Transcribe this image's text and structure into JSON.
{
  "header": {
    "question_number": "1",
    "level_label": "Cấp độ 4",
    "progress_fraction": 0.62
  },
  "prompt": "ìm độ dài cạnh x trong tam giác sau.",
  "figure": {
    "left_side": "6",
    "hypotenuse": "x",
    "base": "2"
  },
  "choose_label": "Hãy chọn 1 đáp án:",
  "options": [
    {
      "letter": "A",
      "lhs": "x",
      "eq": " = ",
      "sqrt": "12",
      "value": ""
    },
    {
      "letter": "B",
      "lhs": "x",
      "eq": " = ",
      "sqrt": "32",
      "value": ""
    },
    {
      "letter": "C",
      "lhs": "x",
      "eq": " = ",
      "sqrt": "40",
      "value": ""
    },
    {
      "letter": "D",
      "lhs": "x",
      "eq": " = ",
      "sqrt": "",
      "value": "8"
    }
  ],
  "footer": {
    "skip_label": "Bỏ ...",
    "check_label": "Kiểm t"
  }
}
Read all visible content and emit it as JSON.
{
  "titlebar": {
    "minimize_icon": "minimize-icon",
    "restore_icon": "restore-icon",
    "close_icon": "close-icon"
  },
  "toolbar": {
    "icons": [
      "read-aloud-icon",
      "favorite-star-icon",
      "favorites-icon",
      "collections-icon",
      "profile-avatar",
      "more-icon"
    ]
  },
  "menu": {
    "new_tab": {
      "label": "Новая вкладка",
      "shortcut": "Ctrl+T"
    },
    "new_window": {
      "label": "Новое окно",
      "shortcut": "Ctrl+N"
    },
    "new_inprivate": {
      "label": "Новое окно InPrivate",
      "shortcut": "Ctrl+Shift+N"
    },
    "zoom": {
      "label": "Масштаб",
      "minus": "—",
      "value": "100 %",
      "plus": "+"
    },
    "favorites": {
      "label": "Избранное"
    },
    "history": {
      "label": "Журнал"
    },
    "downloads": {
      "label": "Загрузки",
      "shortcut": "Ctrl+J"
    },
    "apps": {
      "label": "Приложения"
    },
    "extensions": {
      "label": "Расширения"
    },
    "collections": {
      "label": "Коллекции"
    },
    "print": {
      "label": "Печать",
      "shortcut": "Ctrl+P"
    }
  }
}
######
What is expected
Write out every line of the records exactly.

Right answer
Transcribe this image's text and structure into JSON.
{
  "header": {
    "question_number": "1",
    "level_label": "Cấp độ 4",
    "progress_fraction": 0.62
  },
  "prompt": "ìm độ dài cạnh x trong tam giác sau.",
  "figure": {
    "left_side": "6",
    "hypotenuse": "x",
    "base": "2"
  },
  "choose_label": "Hãy chọn 1 đáp án:",
  "options": [
    {
      "letter": "A",
      "lhs": "x",
      "eq": " = ",
      "sqrt": "12",
      "value": ""
    },
    {
      "letter": "B",
      "lhs": "x",
      "eq": " = ",
      "sqrt": "32",
      "value": ""
    },
    {
      "letter": "C",
      "lhs": "x",
      "eq": " = ",
      "sqrt": "40",
      "value": ""
    },
    {
      "letter": "D",
      "lhs": "x",
      "eq": " = ",
      "sqrt": "",
      "value": "8"
    }
  ],
  "footer": {
    "skip_label": "Bỏ ...",
    "check_label": "Kiểm t"
  }
}
Read all visible content and emit it as JSON.
{
  "titlebar": {
    "minimize_icon": "minimize-icon",
    "restore_icon": "restore-icon",
    "close_icon": "close-icon"
  },
  "toolbar": {
    "icons": [
      "read-aloud-icon",
      "favorite-star-icon",
      "favorites-icon",
      "collections-icon",
      "profile-avatar",
      "more-icon"
    ]
  },
  "menu": {
    "new_tab": {
      "label": "Новая вкладка",
      "shortcut": "Ctrl+T"
    },
    "new_window": {
      "label": "Новое окно",
      "shortcut": "Ctrl+N"
    },
    "new_inprivate": {
      "label": "Новое окно InPrivate",
      "shortcut": "Ctrl+Shift+N"
    },
    "zoom": {
      "label": "Масштаб",
      "minus": "—",
      "value": "100 %",
      "plus": "+"
    },
    "favorites": {
      "label": "Избранное"
    },
    "history": {
      "label": "Журнал"
    },
    "downloads": {
      "label": "Загрузки",
      "shortcut": "Ctrl+J"
    },
    "apps": {
      "label": "Приложения"
    },
    "extensions": {
      "label": "Расширения"
    },
    "collections": {
      "label": "Коллекции"
    },
    "print": {
      "label": "Печать",
      "shortcut": "Ctrl+P"
    }
  }
}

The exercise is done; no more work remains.